# [Set exercise]
The entries below are to be repeated exactly as they stand.

Records from a dataset

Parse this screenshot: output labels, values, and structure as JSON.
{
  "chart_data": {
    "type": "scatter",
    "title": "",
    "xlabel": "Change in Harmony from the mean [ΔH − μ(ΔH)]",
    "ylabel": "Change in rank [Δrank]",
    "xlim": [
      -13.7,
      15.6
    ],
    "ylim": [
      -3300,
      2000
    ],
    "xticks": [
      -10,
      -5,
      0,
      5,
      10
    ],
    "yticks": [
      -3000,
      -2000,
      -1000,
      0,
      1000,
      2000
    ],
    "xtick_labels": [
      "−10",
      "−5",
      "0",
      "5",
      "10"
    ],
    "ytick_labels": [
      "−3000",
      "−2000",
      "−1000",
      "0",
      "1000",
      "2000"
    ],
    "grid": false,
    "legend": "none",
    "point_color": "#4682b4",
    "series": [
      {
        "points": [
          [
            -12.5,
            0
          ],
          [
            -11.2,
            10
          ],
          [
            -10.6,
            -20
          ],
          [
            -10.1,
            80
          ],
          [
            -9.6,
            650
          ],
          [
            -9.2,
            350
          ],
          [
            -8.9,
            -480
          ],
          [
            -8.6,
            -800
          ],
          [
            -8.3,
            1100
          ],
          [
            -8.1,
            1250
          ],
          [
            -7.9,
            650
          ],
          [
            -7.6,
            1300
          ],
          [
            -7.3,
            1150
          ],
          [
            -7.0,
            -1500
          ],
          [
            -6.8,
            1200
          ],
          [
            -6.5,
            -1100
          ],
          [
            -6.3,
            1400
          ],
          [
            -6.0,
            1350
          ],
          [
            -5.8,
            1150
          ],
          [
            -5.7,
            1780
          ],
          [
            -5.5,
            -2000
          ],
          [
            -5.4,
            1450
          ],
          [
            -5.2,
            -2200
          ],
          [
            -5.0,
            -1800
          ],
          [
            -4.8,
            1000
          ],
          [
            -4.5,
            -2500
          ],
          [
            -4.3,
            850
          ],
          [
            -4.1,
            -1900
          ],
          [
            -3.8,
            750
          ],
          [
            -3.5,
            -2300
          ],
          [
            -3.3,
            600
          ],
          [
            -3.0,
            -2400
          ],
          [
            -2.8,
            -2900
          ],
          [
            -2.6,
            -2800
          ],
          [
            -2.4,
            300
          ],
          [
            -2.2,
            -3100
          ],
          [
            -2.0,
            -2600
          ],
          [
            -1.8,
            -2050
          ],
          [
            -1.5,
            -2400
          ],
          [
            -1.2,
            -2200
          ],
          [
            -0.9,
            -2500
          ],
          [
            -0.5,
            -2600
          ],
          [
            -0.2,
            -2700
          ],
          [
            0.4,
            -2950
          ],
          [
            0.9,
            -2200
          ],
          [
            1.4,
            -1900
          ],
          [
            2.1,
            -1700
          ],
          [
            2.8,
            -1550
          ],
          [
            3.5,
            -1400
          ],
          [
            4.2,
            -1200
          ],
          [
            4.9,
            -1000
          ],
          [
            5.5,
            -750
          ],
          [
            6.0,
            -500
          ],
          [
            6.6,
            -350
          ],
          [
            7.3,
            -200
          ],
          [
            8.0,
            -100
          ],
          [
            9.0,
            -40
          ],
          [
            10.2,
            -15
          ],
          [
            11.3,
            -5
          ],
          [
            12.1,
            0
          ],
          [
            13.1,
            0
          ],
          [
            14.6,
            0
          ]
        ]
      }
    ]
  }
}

# [Full output]
Parse this screenshot: output labels, values, and structure as JSON.
{
  "chart_data": {
    "type": "scatter",
    "title": "",
    "xlabel": "Change in Harmony from the mean [ΔH − μ(ΔH)]",
    "ylabel": "Change in rank [Δrank]",
    "xlim": [
      -13.7,
      15.6
    ],
    "ylim": [
      -3300,
      2000
    ],
    "xticks": [
      -10,
      -5,
      0,
      5,
      10
    ],
    "yticks": [
      -3000,
      -2000,
      -1000,
      0,
      1000,
      2000
    ],
    "xtick_labels": [
      "−10",
      "−5",
      "0",
      "5",
      "10"
    ],
    "ytick_labels": [
      "−3000",
      "−2000",
      "−1000",
      "0",
      "1000",
      "2000"
    ],
    "grid": false,
    "legend": "none",
    "point_color": "#4682b4",
    "series": [
      {
        "points": [
          [
            -12.5,
            0
          ],
          [
            -11.2,
            10
          ],
          [
            -10.6,
            -20
          ],
          [
            -10.1,
            80
          ],
          [
            -9.6,
            650
          ],
          [
            -9.2,
            350
          ],
          [
            -8.9,
            -480
          ],
          [
            -8.6,
            -800
          ],
          [
            -8.3,
            1100
          ],
          [
            -8.1,
            1250
          ],
          [
            -7.9,
            650
          ],
          [
            -7.6,
            1300
          ],
          [
            -7.3,
            1150
          ],
          [
            -7.0,
            -1500
          ],
          [
            -6.8,
            1200
          ],
          [
            -6.5,
            -1100
          ],
          [
            -6.3,
            1400
          ],
          [
            -6.0,
            1350
          ],
          [
            -5.8,
            1150
          ],
          [
            -5.7,
            1780
          ],
          [
            -5.5,
            -2000
          ],
          [
            -5.4,
            1450
          ],
          [
            -5.2,
            -2200
          ],
          [
            -5.0,
            -1800
          ],
          [
            -4.8,
            1000
          ],
          [
            -4.5,
            -2500
          ],
          [
            -4.3,
            850
          ],
          [
            -4.1,
            -1900
          ],
          [
            -3.8,
            750
          ],
          [
            -3.5,
            -2300
          ],
          [
            -3.3,
            600
          ],
          [
            -3.0,
            -2400
          ],
          [
            -2.8,
            -2900
          ],
          [
            -2.6,
            -2800
          ],
          [
            -2.4,
            300
          ],
          [
            -2.2,
            -3100
          ],
          [
            -2.0,
            -2600
          ],
          [
            -1.8,
            -2050
          ],
          [
            -1.5,
            -2400
          ],
          [
            -1.2,
            -2200
          ],
          [
            -0.9,
            -2500
          ],
          [
            -0.5,
            -2600
          ],
          [
            -0.2,
            -2700
          ],
          [
            0.4,
            -2950
          ],
          [
            0.9,
            -2200
          ],
          [
            1.4,
            -1900
          ],
          [
            2.1,
            -1700
          ],
          [
            2.8,
            -1550
          ],
          [
            3.5,
            -1400
          ],
          [
            4.2,
            -1200
          ],
          [
            4.9,
            -1000
          ],
          [
            5.5,
            -750
          ],
          [
            6.0,
            -500
          ],
          [
            6.6,
            -350
          ],
          [
            7.3,
            -200
          ],
          [
            8.0,
            -100
          ],
          [
            9.0,
            -40
          ],
          [
            10.2,
            -15
          ],
          [
            11.3,
            -5
          ],
          [
            12.1,
            0
          ],
          [
            13.1,
            0
          ],
          [
            14.6,
            0
          ]
        ]
      }
    ]
  }
}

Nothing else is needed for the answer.